> _Trecho para leitura_
Segundo a chefe do escritório do Instituto Brasileiro do Meio Ambiente e dos Recursos Naturais Renováveis (Ibama) em Campos, Rosa Maria Castelo Branco, a Cataguazes se preocupou apenas em realizar obras de engenharia, reforçando a estrutura dos dois reservatórios, mas negligenciou o reflorestamento das suas margens, que deve ser feito para impedir novas erosões. Em nota oficial, a empresa de celulose respondeu que está cumprindo o TAC rigorosamente e que “falta pouco para a conclusão das obras de reforço da barragem”. O reflorestamento da área, segundo a Cataguazes, irá recomeçar “assim que terminar o período das chuvas”. A nota esclarece ainda que a empresa já indenizou 30 trabalhadores rurais prejudicados com a contaminação dos rios.

> _Exercícios_
1/ Segundo a nota da Cataguazes citada no trecho sobre a barragem, quantos trabalhadores rurais prejudicados a empresa já indenizou?
2/ Transcreva palavra por palavra o trecho sobre a barragem da Cataguazes entre "Segundo a chefe" e "contaminação dos rios.", inclusive.
3/ Retome o texto sobre a barragem da Cataguazes e o reflorestamento de suas margens e dê continuidade a ele depois da última frase.

> _Itens fornecidos_

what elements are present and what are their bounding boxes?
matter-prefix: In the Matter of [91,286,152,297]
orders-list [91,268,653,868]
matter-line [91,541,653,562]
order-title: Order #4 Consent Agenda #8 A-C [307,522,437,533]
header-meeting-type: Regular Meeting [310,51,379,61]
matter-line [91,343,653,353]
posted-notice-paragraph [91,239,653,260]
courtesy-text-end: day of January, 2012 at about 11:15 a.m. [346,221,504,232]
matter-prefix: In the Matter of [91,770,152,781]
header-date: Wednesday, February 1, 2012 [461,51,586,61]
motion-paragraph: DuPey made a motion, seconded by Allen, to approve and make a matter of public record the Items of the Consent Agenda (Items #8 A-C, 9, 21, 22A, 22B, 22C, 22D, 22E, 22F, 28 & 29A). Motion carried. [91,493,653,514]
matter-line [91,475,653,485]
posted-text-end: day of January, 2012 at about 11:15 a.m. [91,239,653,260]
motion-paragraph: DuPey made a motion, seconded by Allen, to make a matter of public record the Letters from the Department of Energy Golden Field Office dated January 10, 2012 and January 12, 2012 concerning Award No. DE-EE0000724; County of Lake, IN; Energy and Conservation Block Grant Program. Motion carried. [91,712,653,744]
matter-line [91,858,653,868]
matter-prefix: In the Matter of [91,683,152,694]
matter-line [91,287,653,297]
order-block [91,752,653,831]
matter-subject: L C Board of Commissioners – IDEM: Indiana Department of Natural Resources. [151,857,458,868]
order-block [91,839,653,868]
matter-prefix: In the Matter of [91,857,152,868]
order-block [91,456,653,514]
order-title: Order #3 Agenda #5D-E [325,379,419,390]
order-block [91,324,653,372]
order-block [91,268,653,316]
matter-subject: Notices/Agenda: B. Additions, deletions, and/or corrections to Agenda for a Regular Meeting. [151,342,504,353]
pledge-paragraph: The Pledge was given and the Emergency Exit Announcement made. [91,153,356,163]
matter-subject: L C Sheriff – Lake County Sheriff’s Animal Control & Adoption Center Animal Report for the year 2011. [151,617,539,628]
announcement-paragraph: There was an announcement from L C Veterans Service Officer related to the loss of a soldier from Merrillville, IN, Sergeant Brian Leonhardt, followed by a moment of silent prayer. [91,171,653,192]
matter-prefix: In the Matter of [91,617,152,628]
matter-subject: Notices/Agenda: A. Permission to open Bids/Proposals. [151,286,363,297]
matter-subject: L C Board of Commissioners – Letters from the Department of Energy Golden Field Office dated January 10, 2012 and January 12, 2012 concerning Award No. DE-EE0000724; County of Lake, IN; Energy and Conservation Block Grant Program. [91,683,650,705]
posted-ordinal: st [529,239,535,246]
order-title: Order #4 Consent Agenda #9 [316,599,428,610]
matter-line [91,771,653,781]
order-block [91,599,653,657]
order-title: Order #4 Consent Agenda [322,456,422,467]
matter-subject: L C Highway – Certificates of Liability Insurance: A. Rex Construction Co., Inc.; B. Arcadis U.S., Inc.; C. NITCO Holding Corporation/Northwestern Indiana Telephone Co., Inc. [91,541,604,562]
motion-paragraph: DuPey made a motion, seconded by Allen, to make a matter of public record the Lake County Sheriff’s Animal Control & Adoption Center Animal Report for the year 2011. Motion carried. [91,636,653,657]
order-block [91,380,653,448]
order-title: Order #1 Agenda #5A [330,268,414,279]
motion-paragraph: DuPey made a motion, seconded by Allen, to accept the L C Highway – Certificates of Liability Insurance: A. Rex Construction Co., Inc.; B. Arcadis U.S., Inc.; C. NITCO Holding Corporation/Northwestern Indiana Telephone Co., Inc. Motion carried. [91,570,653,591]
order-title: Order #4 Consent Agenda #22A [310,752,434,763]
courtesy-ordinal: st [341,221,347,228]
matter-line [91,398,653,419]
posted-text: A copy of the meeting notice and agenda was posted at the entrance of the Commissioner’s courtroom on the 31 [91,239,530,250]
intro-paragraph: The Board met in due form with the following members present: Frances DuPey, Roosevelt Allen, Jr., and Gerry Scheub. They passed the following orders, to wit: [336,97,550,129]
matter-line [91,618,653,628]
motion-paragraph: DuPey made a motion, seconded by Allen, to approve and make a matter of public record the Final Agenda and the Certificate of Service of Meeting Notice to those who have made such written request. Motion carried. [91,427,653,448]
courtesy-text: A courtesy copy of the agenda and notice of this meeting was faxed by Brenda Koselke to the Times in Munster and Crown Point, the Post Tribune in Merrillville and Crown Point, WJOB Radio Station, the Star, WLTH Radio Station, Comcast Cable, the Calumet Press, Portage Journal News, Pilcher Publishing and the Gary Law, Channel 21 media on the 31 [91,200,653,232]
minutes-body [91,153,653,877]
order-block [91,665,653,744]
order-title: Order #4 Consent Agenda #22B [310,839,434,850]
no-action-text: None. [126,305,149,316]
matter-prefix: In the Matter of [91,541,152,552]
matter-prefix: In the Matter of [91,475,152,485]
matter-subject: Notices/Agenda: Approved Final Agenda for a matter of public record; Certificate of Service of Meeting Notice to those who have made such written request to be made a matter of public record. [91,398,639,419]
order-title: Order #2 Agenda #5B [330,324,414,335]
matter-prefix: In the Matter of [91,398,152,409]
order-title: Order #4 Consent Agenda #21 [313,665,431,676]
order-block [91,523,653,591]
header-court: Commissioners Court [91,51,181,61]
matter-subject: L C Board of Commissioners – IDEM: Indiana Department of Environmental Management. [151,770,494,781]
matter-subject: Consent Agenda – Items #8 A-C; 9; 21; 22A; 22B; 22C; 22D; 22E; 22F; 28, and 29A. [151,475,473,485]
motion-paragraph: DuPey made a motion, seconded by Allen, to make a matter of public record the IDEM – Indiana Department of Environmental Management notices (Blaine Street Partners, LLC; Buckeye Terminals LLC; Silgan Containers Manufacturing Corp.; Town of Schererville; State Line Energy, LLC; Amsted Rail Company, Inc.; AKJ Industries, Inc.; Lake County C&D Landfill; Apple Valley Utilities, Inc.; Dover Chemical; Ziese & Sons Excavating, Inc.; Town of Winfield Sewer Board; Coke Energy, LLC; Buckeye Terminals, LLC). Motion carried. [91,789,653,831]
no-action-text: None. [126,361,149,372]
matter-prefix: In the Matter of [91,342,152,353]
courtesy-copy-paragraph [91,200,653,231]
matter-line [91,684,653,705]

> _Gabarito_
1/ A empresa já indenizou 30 trabalhadores rurais.

2/
Segundo a chefe do escritório do Instituto Brasileiro do Meio Ambiente e dos Recursos Naturais Renováveis (Ibama) em Campos, Rosa Maria Castelo Branco, a Cataguazes se preocupou apenas em realizar obras de engenharia, reforçando a estrutura dos dois reservatórios, mas negligenciou o reflorestamento das suas margens, que deve ser feito para impedir novas erosões. Em nota oficial, a empresa de celulose respondeu que está cumprindo o TAC rigorosamente e que “falta pouco para a conclusão das obras de reforço da barragem”. O reflorestamento da área, segundo a Cataguazes, irá recomeçar “assim que terminar o período das chuvas”. A nota esclarece ainda que a empresa já indenizou 30 trabalhadores rurais prejudicados com a contaminação dos rios.

3/
Depois de poluir o rio Pomba (outrora um dos mais limpos do Rio de Janeiro, que, segundo os biólogos, vai levar ao menos 30 anos para se recuperar), o vazamento de meio milhão de litros de rejeitos tóxicos dos reservatórios da Cataguazes atingiu o rio Paraíba do Sul, responsável pelo abastecimento de água para oito cidades do interior do Estado. Um milhão de pessoas ficaram sem água em suas casas por duas semanas. O relatório do Ibama não deixa claro se existe o risco de novo acidente no local. No âmbito estadual, a Fundação Estadual de Engenharia do Meio Ambiente (Feema), decidiu liberar a pesca nos dois rios, numa decisão discutível, segundo a Apedema: “A Feema devia adotar critérios estritamente ambientais, mas na região estão concentrados muitos e variados interesses. Em se tratando do governo Rosinha, a decisão foi meramente política”, afirma Piragibe.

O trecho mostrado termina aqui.